WHAT THE EXERCISE ASKS:
Every line that holds "need" should be shown.

(Stored data)
____
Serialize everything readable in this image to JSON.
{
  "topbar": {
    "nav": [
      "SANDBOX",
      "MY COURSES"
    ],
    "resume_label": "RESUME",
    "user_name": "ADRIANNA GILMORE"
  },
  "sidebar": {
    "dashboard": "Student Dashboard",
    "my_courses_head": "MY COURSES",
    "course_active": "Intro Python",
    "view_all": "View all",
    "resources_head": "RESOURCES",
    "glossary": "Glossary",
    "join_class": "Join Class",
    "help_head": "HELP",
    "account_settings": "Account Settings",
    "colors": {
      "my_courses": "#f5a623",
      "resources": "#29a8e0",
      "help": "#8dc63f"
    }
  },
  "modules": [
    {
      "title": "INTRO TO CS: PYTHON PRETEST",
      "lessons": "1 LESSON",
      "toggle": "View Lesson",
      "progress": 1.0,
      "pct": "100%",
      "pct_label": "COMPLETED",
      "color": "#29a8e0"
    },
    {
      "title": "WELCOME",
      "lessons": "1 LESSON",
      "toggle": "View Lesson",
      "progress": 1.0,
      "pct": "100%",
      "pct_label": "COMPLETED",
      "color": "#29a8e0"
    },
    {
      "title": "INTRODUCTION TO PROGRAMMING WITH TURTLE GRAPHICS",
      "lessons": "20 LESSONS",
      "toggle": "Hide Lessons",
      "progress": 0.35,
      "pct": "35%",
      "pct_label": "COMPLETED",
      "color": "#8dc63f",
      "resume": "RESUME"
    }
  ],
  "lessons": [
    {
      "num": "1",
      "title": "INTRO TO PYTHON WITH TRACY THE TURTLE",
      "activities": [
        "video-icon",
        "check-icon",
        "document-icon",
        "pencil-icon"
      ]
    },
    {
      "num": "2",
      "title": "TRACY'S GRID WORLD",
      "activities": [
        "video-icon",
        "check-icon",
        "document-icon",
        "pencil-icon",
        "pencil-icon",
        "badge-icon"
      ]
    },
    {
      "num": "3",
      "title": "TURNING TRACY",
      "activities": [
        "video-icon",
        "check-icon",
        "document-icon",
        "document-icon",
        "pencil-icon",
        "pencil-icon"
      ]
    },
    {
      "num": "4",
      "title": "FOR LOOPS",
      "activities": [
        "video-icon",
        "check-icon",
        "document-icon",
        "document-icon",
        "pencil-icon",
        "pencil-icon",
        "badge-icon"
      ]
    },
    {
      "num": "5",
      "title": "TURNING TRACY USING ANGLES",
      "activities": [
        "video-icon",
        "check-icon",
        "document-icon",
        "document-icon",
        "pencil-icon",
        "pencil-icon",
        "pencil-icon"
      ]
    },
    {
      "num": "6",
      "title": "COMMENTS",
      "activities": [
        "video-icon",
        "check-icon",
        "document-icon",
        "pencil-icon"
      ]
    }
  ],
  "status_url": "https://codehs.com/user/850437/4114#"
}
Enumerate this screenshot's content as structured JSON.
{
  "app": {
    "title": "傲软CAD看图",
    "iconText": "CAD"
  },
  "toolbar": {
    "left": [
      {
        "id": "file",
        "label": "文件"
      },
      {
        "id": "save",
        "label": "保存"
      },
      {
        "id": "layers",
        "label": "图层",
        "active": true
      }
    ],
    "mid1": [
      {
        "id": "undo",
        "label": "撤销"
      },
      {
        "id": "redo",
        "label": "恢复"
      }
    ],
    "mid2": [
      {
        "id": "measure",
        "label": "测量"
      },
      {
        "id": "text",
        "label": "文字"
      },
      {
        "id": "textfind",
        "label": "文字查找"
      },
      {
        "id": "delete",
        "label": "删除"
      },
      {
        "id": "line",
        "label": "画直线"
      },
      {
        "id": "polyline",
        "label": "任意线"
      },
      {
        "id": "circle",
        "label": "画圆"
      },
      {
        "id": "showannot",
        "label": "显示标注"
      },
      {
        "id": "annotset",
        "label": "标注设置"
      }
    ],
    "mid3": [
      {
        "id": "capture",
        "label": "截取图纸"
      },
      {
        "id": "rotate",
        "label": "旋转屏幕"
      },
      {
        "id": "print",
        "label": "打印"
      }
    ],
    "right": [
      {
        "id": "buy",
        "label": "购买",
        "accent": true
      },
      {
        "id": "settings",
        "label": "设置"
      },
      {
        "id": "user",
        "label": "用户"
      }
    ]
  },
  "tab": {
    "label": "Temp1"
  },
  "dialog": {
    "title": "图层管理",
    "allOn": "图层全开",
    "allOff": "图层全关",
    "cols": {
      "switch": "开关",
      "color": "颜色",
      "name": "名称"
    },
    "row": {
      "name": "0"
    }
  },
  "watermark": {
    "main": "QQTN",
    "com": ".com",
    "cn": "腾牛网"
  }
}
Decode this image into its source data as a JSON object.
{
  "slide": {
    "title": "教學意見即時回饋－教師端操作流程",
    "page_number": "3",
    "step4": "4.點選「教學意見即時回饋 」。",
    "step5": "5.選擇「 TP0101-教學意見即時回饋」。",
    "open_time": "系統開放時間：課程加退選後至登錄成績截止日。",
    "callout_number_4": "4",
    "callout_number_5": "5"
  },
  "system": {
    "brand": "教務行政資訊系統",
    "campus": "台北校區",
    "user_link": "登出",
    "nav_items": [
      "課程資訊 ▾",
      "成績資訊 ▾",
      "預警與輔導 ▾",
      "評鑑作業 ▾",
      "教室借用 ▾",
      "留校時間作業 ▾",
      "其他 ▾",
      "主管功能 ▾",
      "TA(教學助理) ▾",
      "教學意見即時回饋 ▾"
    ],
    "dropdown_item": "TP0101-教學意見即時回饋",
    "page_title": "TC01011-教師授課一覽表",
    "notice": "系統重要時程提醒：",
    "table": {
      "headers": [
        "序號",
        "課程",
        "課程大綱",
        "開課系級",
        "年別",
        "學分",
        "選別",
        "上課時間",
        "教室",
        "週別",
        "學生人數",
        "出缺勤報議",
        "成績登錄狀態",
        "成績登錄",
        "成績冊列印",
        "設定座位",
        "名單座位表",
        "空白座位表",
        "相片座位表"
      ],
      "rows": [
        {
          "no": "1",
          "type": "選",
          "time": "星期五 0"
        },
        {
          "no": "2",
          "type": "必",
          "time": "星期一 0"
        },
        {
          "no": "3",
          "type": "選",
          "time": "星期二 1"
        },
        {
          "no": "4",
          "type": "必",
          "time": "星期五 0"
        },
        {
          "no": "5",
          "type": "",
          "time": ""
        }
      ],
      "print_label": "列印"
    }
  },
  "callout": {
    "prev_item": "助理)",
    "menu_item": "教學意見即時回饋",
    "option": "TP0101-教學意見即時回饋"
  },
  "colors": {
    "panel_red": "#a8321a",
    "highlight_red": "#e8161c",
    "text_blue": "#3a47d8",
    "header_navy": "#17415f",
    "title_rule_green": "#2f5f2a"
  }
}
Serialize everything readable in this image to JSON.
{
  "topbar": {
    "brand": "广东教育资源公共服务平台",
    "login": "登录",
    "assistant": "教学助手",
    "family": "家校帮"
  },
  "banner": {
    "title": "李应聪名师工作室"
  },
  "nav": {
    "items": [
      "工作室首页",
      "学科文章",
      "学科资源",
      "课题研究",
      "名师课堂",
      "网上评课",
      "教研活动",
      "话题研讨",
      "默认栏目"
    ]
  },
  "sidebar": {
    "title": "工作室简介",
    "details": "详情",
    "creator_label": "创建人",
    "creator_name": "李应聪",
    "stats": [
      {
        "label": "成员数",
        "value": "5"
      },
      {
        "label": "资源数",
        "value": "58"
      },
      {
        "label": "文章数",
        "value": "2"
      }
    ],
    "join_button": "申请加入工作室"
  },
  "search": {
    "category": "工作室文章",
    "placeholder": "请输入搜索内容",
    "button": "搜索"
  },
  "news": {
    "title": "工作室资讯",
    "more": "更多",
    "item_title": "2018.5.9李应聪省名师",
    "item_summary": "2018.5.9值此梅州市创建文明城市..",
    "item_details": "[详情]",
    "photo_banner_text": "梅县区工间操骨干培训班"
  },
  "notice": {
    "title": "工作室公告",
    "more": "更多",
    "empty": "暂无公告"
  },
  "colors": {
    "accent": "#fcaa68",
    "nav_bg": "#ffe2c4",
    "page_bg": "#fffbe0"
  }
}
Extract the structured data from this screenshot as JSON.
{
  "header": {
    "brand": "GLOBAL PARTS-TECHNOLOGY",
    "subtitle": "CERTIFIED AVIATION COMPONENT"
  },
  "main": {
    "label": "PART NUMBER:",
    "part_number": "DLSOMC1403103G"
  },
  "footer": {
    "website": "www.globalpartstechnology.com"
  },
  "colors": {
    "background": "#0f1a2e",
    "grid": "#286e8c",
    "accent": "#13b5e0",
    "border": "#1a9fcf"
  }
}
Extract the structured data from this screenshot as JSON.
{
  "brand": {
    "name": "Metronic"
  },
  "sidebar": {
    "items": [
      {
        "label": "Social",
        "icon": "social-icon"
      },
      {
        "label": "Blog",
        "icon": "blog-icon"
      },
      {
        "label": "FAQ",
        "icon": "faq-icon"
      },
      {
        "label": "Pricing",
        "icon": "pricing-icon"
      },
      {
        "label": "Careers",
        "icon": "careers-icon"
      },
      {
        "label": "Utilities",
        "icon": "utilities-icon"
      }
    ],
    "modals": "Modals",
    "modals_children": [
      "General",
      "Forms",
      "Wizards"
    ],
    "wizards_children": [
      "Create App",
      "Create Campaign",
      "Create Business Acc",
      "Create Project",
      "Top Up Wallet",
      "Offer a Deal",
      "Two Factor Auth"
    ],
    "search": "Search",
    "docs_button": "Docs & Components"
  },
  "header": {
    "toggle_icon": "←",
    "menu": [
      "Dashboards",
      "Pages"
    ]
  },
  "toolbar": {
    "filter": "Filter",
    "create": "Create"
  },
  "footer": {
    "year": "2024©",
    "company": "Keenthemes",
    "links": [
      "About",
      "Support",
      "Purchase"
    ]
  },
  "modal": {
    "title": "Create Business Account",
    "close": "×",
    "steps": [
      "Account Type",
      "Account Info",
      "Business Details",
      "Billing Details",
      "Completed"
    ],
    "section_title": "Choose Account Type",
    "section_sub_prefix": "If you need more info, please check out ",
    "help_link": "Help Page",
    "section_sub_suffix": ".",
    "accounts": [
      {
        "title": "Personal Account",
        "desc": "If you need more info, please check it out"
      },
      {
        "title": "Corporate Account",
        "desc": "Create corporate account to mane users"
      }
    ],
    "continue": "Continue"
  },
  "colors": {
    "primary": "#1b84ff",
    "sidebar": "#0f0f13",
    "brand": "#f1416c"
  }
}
____
RESULT:
    "section_sub_prefix": "If you need more info, please check out ",
        "desc": "If you need more info, please check it out"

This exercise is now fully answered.